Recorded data
--*--
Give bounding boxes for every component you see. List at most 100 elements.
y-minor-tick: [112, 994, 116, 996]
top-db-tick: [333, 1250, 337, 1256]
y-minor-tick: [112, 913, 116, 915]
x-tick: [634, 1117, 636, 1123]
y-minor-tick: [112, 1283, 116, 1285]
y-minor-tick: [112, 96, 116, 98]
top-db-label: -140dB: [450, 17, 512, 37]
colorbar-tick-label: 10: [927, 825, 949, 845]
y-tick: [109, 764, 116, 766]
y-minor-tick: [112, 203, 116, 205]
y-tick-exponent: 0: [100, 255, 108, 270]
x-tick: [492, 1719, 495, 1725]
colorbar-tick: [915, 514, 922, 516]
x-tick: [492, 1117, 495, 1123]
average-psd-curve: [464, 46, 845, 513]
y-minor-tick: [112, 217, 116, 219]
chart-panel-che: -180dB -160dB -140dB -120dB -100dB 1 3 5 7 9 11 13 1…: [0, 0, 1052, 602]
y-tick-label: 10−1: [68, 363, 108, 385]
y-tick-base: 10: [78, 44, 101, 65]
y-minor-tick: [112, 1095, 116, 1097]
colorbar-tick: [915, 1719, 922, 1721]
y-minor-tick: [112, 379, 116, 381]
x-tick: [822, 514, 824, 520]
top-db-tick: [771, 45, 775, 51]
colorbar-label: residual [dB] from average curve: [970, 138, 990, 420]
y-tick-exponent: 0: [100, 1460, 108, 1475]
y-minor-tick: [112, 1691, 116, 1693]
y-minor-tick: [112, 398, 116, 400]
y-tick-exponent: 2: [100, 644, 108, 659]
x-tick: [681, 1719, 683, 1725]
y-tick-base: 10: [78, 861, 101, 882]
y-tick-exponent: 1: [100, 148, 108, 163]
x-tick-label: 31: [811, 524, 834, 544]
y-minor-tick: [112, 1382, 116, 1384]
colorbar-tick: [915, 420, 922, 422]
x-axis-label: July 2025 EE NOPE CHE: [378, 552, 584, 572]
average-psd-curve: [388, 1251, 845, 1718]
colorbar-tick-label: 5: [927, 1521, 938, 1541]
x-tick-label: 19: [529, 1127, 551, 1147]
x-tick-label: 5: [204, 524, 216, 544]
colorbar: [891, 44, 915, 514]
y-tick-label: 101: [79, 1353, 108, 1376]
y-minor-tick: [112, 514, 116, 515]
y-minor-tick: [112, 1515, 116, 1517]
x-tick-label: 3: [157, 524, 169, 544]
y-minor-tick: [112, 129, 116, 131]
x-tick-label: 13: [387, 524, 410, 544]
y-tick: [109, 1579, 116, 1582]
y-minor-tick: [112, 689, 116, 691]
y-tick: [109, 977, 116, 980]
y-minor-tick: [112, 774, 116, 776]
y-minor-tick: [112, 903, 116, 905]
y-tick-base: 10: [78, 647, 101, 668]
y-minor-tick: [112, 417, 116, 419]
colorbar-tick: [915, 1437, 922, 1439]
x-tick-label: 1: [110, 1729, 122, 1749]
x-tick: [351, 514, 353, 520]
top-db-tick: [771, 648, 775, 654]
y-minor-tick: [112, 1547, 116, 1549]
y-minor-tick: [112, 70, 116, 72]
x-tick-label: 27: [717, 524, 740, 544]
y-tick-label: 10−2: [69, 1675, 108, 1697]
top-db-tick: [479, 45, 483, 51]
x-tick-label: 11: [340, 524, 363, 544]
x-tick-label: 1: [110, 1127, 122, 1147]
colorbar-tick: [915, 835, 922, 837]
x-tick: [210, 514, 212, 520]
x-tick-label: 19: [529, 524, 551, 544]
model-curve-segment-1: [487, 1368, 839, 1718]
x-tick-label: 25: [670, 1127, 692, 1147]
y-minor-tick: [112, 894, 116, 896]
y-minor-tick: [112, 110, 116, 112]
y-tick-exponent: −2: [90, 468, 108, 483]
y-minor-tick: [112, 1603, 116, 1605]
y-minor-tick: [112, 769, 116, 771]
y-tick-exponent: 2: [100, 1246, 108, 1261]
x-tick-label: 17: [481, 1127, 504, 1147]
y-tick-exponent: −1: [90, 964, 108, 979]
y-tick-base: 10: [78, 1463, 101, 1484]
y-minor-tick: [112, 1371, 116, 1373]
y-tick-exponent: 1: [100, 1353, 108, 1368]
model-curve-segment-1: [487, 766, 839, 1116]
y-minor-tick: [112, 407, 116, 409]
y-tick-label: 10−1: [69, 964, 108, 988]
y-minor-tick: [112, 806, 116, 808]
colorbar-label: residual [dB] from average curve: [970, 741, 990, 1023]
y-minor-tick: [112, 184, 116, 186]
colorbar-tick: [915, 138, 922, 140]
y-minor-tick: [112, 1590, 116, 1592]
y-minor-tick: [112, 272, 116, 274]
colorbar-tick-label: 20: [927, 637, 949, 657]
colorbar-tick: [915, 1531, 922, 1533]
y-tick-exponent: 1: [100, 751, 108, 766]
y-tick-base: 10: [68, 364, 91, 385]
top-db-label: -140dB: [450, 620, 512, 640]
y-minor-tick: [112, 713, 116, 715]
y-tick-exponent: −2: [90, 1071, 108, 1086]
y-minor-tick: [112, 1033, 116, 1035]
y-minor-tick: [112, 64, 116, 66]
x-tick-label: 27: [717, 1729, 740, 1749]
--*--
Copy all of the data above line for line, with no changes.

Give bounding boxes for every component you see. List at most 100 elements.
y-minor-tick: [112, 994, 116, 996]
top-db-tick: [333, 1250, 337, 1256]
y-minor-tick: [112, 913, 116, 915]
x-tick: [634, 1117, 636, 1123]
y-minor-tick: [112, 1283, 116, 1285]
y-minor-tick: [112, 96, 116, 98]
top-db-label: -140dB: [450, 17, 512, 37]
colorbar-tick-label: 10: [927, 825, 949, 845]
y-tick: [109, 764, 116, 766]
y-minor-tick: [112, 203, 116, 205]
y-tick-exponent: 0: [100, 255, 108, 270]
x-tick: [492, 1719, 495, 1725]
colorbar-tick: [915, 514, 922, 516]
x-tick: [492, 1117, 495, 1123]
average-psd-curve: [464, 46, 845, 513]
y-minor-tick: [112, 217, 116, 219]
chart-panel-che: -180dB -160dB -140dB -120dB -100dB 1 3 5 7 9 11 13 1…: [0, 0, 1052, 602]
y-tick-label: 10−1: [68, 363, 108, 385]
y-tick-base: 10: [78, 44, 101, 65]
y-minor-tick: [112, 1095, 116, 1097]
colorbar-tick: [915, 1719, 922, 1721]
y-minor-tick: [112, 379, 116, 381]
x-tick: [822, 514, 824, 520]
top-db-tick: [771, 45, 775, 51]
colorbar-label: residual [dB] from average curve: [970, 138, 990, 420]
y-tick-exponent: 0: [100, 1460, 108, 1475]
y-minor-tick: [112, 1691, 116, 1693]
y-minor-tick: [112, 398, 116, 400]
y-tick-exponent: 2: [100, 644, 108, 659]
x-tick: [681, 1719, 683, 1725]
y-tick-base: 10: [78, 861, 101, 882]
y-tick-exponent: 1: [100, 148, 108, 163]
x-tick-label: 31: [811, 524, 834, 544]
y-minor-tick: [112, 1382, 116, 1384]
colorbar-tick: [915, 420, 922, 422]
x-axis-label: July 2025 EE NOPE CHE: [378, 552, 584, 572]
average-psd-curve: [388, 1251, 845, 1718]
colorbar-tick-label: 5: [927, 1521, 938, 1541]
x-tick-label: 19: [529, 1127, 551, 1147]
x-tick-label: 5: [204, 524, 216, 544]
colorbar: [891, 44, 915, 514]
y-tick-label: 101: [79, 1353, 108, 1376]
y-minor-tick: [112, 514, 116, 515]
y-minor-tick: [112, 1515, 116, 1517]
x-tick-label: 3: [157, 524, 169, 544]
y-minor-tick: [112, 129, 116, 131]
x-tick-label: 13: [387, 524, 410, 544]
y-tick: [109, 1579, 116, 1582]
y-minor-tick: [112, 689, 116, 691]
y-tick: [109, 977, 116, 980]
y-minor-tick: [112, 774, 116, 776]
y-minor-tick: [112, 903, 116, 905]
y-tick-base: 10: [78, 647, 101, 668]
y-minor-tick: [112, 417, 116, 419]
colorbar-tick: [915, 1437, 922, 1439]
x-tick-label: 1: [110, 1729, 122, 1749]
x-tick: [351, 514, 353, 520]
top-db-tick: [771, 648, 775, 654]
y-minor-tick: [112, 1547, 116, 1549]
y-minor-tick: [112, 70, 116, 72]
x-tick-label: 27: [717, 524, 740, 544]
y-tick-label: 10−2: [69, 1675, 108, 1697]
top-db-tick: [479, 45, 483, 51]
x-tick-label: 11: [340, 524, 363, 544]
x-tick-label: 1: [110, 1127, 122, 1147]
colorbar-tick: [915, 835, 922, 837]
x-tick: [210, 514, 212, 520]
x-tick-label: 19: [529, 524, 551, 544]
model-curve-segment-1: [487, 1368, 839, 1718]
x-tick-label: 25: [670, 1127, 692, 1147]
y-minor-tick: [112, 894, 116, 896]
y-minor-tick: [112, 110, 116, 112]
y-tick-exponent: −2: [90, 468, 108, 483]
y-minor-tick: [112, 1603, 116, 1605]
y-minor-tick: [112, 769, 116, 771]
y-tick-exponent: 2: [100, 1246, 108, 1261]
x-tick-label: 17: [481, 1127, 504, 1147]
y-tick-exponent: −1: [90, 964, 108, 979]
y-tick-base: 10: [78, 1463, 101, 1484]
y-minor-tick: [112, 1371, 116, 1373]
y-tick-exponent: 1: [100, 1353, 108, 1368]
model-curve-segment-1: [487, 766, 839, 1116]
y-minor-tick: [112, 407, 116, 409]
y-tick-label: 10−1: [69, 964, 108, 988]
y-minor-tick: [112, 806, 116, 808]
colorbar-label: residual [dB] from average curve: [970, 741, 990, 1023]
y-minor-tick: [112, 184, 116, 186]
colorbar-tick: [915, 138, 922, 140]
y-minor-tick: [112, 1590, 116, 1592]
y-minor-tick: [112, 272, 116, 274]
colorbar-tick-label: 20: [927, 637, 949, 657]
colorbar-tick: [915, 1531, 922, 1533]
y-tick-exponent: 1: [100, 751, 108, 766]
y-tick-base: 10: [68, 364, 91, 385]
top-db-label: -140dB: [450, 620, 512, 640]
y-minor-tick: [112, 713, 116, 715]
y-tick-exponent: −2: [90, 1071, 108, 1086]
y-minor-tick: [112, 1033, 116, 1035]
y-minor-tick: [112, 64, 116, 66]
x-tick-label: 27: [717, 1729, 740, 1749]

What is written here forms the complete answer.